* DESCRIPTION OF THE TASK: The required output is a single number: how many lines of the material contain the string "JSON".

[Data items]
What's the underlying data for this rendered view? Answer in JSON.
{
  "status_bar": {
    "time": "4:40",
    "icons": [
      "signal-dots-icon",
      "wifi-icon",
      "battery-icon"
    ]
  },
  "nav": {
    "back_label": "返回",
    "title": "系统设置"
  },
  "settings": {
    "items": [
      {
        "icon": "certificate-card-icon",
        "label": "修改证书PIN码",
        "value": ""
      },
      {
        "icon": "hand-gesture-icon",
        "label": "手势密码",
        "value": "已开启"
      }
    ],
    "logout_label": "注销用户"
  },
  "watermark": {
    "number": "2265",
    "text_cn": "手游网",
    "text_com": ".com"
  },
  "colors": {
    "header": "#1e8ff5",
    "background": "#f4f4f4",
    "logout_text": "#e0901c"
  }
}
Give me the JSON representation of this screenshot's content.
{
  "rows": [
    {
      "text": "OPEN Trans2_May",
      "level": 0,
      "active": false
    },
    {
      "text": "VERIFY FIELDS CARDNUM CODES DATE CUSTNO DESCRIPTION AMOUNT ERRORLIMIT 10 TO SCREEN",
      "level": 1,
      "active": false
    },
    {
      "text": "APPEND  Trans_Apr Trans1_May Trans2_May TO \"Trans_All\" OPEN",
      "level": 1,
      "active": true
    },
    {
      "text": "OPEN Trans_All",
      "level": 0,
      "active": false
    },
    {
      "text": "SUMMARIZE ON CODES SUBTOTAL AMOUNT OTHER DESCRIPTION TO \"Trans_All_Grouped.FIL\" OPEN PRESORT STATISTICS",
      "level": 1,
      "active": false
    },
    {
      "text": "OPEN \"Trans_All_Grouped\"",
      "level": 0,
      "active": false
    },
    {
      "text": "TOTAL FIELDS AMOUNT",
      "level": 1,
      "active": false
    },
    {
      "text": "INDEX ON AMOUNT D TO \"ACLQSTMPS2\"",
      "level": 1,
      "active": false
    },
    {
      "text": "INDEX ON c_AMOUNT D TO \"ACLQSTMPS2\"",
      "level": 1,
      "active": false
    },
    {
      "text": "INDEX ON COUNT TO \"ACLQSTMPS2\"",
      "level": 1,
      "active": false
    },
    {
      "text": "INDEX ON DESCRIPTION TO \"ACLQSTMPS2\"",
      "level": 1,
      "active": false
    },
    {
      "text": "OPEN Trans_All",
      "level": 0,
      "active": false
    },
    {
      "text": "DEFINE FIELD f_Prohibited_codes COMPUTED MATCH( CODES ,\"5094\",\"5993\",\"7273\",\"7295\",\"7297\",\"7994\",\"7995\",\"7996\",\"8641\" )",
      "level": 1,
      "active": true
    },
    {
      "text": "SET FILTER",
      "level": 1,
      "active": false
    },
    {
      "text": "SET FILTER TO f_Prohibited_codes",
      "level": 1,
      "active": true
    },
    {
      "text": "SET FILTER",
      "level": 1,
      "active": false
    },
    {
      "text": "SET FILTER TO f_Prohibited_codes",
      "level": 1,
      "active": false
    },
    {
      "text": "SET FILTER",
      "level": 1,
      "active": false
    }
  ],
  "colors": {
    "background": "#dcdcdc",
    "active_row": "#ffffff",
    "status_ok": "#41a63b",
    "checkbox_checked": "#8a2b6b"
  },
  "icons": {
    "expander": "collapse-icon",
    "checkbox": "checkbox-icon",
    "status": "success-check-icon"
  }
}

* ANSWER TO THE EXERCISE: 2